%%

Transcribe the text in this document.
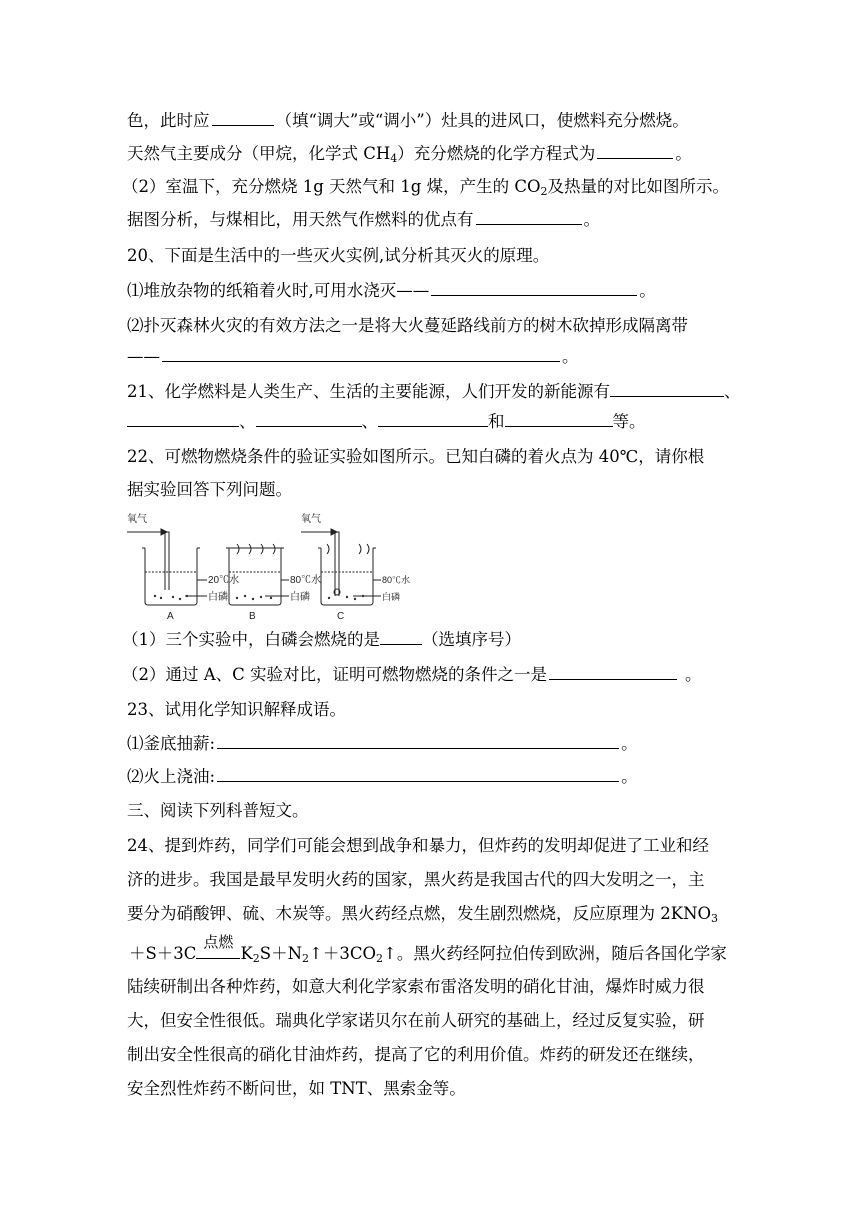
色，此时应	（填“调大”或“调小”）灶具的进风口，使燃料充分燃烧。
天然气主要成分（甲烷，化学式 $CH_4$）充分燃烧的化学方程式为	。
（2）室温下，充分燃烧 1g 天然气和 1g 煤，产生的 $CO_2$及热量的对比如图所示。
据图分析，与煤相比，用天然气作燃料的优点有	。
20、下面是生活中的一些灭火实例,试分析其灭火的原理。
⑴堆放杂物的纸箱着火时,可用水浇灭——	。
⑵扑灭森林火灾的有效方法之一是将大火蔓延路线前方的树木砍掉形成隔离带
——	。
21、化学燃料是人类生产、生活的主要能源，人们开发的新能源有	、
、	、	和	等。
22、可燃物燃烧条件的验证实验如图所示。已知白磷的着火点为 40℃，请你根
据实验回答下列问题。
氧气	氧气
20℃水
白磷
80℃水
白磷
80℃水
白磷
A	B	C
（1）三个实验中，白磷会燃烧的是	（选填序号）
（2）通过 A、C 实验对比，证明可燃物燃烧的条件之一是	。
23、试用化学知识解释成语。
⑴釜底抽薪:	。
⑵火上浇油:	。
三、阅读下列科普短文。
24、提到炸药，同学们可能会想到战争和暴力，但炸药的发明却促进了工业和经
济的进步。我国是最早发明火药的国家，黑火药是我国古代的四大发明之一，主
要分为硝酸钾、硫、木炭等。黑火药经点燃，发生剧烈燃烧，反应原理为 $2KNO_3$
＋S＋3C
点燃
$K_2S+N_2↑+3CO_2↑$。黑火药经阿拉伯传到欧洲，随后各国化学家
陆续研制出各种炸药，如意大利化学家索布雷洛发明的硝化甘油，爆炸时威力很
大，但安全性很低。瑞典化学家诺贝尔在前人研究的基础上，经过反复实验，研
制出安全性很高的硝化甘油炸药，提高了它的利用价值。炸药的研发还在继续，
安全烈性炸药不断问世，如 TNT、黑索金等。
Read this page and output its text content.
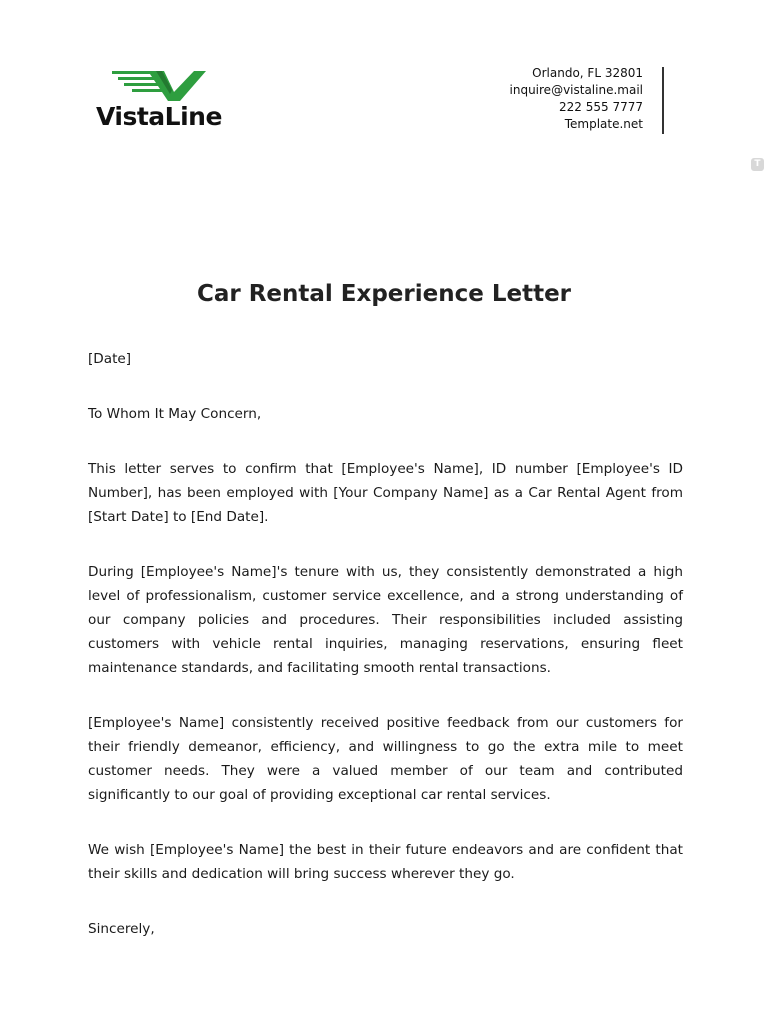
VistaLine
Orlando, FL 32801
inquire@vistaline.mail
222 555 7777
Template.net
T
Car Rental Experience Letter

[Date]

To Whom It May Concern,

This letter serves to confirm that [Employee's Name], ID number [Employee's ID Number], has been employed with [Your Company Name] as a Car Rental Agent from [Start Date] to [End Date].

During [Employee's Name]'s tenure with us, they consistently demonstrated a high level of professionalism, customer service excellence, and a strong understanding of our company policies and procedures. Their responsibilities included assisting customers with vehicle rental inquiries, managing reservations, ensuring fleet maintenance standards, and facilitating smooth rental transactions.

[Employee's Name] consistently received positive feedback from our customers for their friendly demeanor, efficiency, and willingness to go the extra mile to meet customer needs. They were a valued member of our team and contributed significantly to our goal of providing exceptional car rental services.

We wish [Employee's Name] the best in their future endeavors and are confident that their skills and dedication will bring success wherever they go.

Sincerely,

%%

_WORK TO COMPLETE_
Give again the lines from the line that contains "Read this page and output its text content." through the last line of the material above, exactly and with both ends included. Omit the pictures.

_FINISHED ANSWER_
Read this page and output its text content.
VistaLine
Orlando, FL 32801
inquire@vistaline.mail
222 555 7777
Template.net
T
Car Rental Experience Letter

[Date]

To Whom It May Concern,

This letter serves to confirm that [Employee's Name], ID number [Employee's ID Number], has been employed with [Your Company Name] as a Car Rental Agent from [Start Date] to [End Date].

During [Employee's Name]'s tenure with us, they consistently demonstrated a high level of professionalism, customer service excellence, and a strong understanding of our company policies and procedures. Their responsibilities included assisting customers with vehicle rental inquiries, managing reservations, ensuring fleet maintenance standards, and facilitating smooth rental transactions.

[Employee's Name] consistently received positive feedback from our customers for their friendly demeanor, efficiency, and willingness to go the extra mile to meet customer needs. They were a valued member of our team and contributed significantly to our goal of providing exceptional car rental services.

We wish [Employee's Name] the best in their future endeavors and are confident that their skills and dedication will bring success wherever they go.

Sincerely,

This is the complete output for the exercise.